→ EXERCISE GOAL
Return each line of the records with nothing changed, pictures excepted.

[Saved data entries]
>> begin

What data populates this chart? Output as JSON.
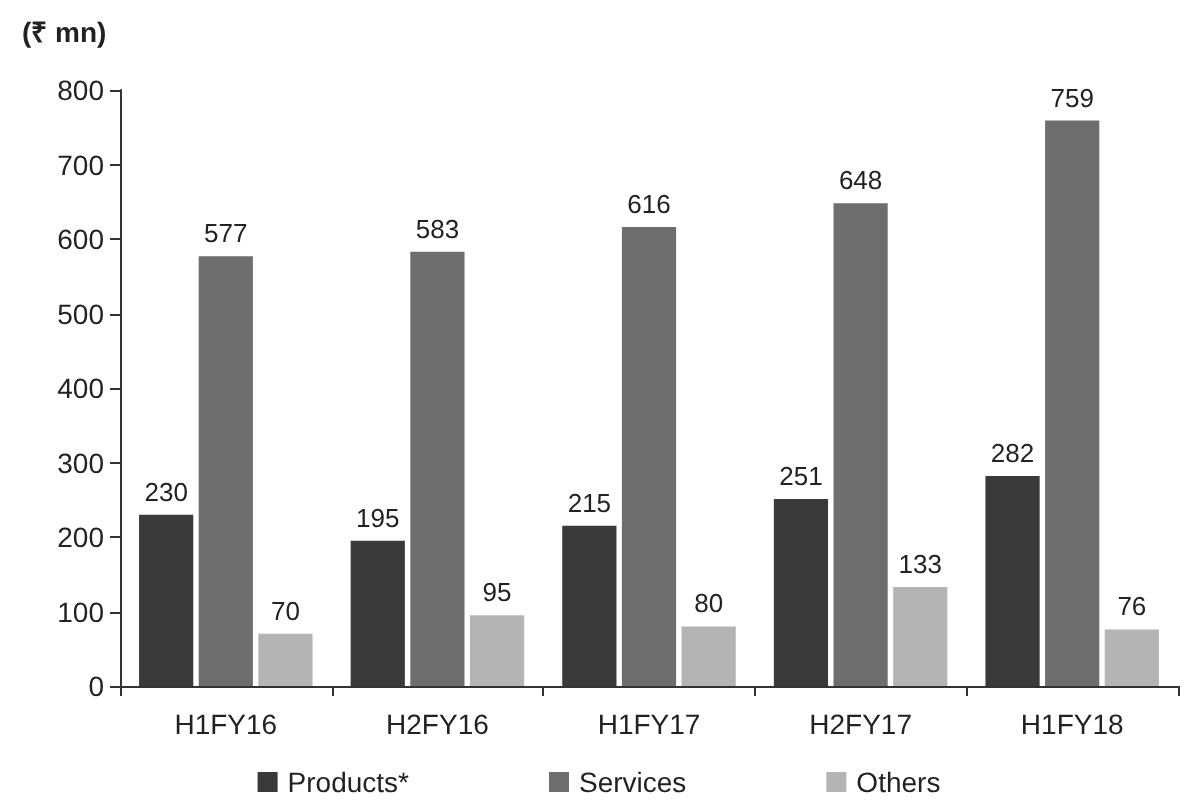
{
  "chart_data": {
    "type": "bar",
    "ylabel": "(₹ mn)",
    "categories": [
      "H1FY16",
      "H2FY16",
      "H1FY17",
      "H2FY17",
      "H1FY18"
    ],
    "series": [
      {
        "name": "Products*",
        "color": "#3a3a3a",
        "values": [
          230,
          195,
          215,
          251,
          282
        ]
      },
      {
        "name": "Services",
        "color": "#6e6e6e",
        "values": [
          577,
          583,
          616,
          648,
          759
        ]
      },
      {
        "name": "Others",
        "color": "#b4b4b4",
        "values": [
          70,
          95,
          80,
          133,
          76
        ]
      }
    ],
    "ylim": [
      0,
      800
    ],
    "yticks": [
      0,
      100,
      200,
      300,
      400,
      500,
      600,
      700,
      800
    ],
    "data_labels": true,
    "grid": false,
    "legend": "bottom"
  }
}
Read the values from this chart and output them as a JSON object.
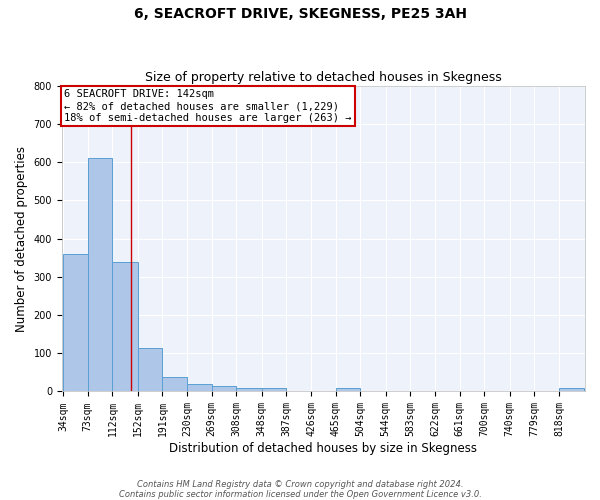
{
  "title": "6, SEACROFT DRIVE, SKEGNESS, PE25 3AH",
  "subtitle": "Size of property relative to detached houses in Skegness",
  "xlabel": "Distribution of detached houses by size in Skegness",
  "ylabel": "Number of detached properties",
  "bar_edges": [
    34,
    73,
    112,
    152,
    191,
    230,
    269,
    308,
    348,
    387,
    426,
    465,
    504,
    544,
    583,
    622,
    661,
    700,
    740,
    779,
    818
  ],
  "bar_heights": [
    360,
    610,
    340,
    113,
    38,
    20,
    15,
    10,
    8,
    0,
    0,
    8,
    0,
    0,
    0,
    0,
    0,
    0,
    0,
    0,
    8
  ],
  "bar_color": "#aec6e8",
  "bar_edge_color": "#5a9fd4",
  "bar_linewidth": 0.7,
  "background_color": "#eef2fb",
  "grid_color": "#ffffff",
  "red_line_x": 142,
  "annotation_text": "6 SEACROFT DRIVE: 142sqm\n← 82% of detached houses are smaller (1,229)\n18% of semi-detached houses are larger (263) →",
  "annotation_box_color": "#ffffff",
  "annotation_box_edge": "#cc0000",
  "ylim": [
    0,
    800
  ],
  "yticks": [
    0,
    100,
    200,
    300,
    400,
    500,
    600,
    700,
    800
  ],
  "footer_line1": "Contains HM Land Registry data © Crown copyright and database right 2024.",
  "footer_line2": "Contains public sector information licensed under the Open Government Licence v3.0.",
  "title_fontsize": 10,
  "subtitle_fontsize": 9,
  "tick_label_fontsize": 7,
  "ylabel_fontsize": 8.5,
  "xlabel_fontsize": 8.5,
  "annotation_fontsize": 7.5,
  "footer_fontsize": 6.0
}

>> end

→ RESULT FOR THIS EXERCISE
What data populates this chart? Output as JSON.
{
  "chart_data": {
    "type": "bar",
    "ylabel": "(₹ mn)",
    "categories": [
      "H1FY16",
      "H2FY16",
      "H1FY17",
      "H2FY17",
      "H1FY18"
    ],
    "series": [
      {
        "name": "Products*",
        "color": "#3a3a3a",
        "values": [
          230,
          195,
          215,
          251,
          282
        ]
      },
      {
        "name": "Services",
        "color": "#6e6e6e",
        "values": [
          577,
          583,
          616,
          648,
          759
        ]
      },
      {
        "name": "Others",
        "color": "#b4b4b4",
        "values": [
          70,
          95,
          80,
          133,
          76
        ]
      }
    ],
    "ylim": [
      0,
      800
    ],
    "yticks": [
      0,
      100,
      200,
      300,
      400,
      500,
      600,
      700,
      800
    ],
    "data_labels": true,
    "grid": false,
    "legend": "bottom"
  }
}
Read the values from this chart and output them as a JSON object.
{
  "title": "6, SEACROFT DRIVE, SKEGNESS, PE25 3AH",
  "subtitle": "Size of property relative to detached houses in Skegness",
  "xlabel": "Distribution of detached houses by size in Skegness",
  "ylabel": "Number of detached properties",
  "bar_edges": [
    34,
    73,
    112,
    152,
    191,
    230,
    269,
    308,
    348,
    387,
    426,
    465,
    504,
    544,
    583,
    622,
    661,
    700,
    740,
    779,
    818
  ],
  "bar_heights": [
    360,
    610,
    340,
    113,
    38,
    20,
    15,
    10,
    8,
    0,
    0,
    8,
    0,
    0,
    0,
    0,
    0,
    0,
    0,
    0,
    8
  ],
  "bar_color": "#aec6e8",
  "bar_edge_color": "#5a9fd4",
  "bar_linewidth": 0.7,
  "background_color": "#eef2fb",
  "grid_color": "#ffffff",
  "red_line_x": 142,
  "annotation_text": "6 SEACROFT DRIVE: 142sqm\n← 82% of detached houses are smaller (1,229)\n18% of semi-detached houses are larger (263) →",
  "annotation_box_color": "#ffffff",
  "annotation_box_edge": "#cc0000",
  "ylim": [
    0,
    800
  ],
  "yticks": [
    0,
    100,
    200,
    300,
    400,
    500,
    600,
    700,
    800
  ],
  "footer_line1": "Contains HM Land Registry data © Crown copyright and database right 2024.",
  "footer_line2": "Contains public sector information licensed under the Open Government Licence v3.0.",
  "title_fontsize": 10,
  "subtitle_fontsize": 9,
  "tick_label_fontsize": 7,
  "ylabel_fontsize": 8.5,
  "xlabel_fontsize": 8.5,
  "annotation_fontsize": 7.5,
  "footer_fontsize": 6.0
}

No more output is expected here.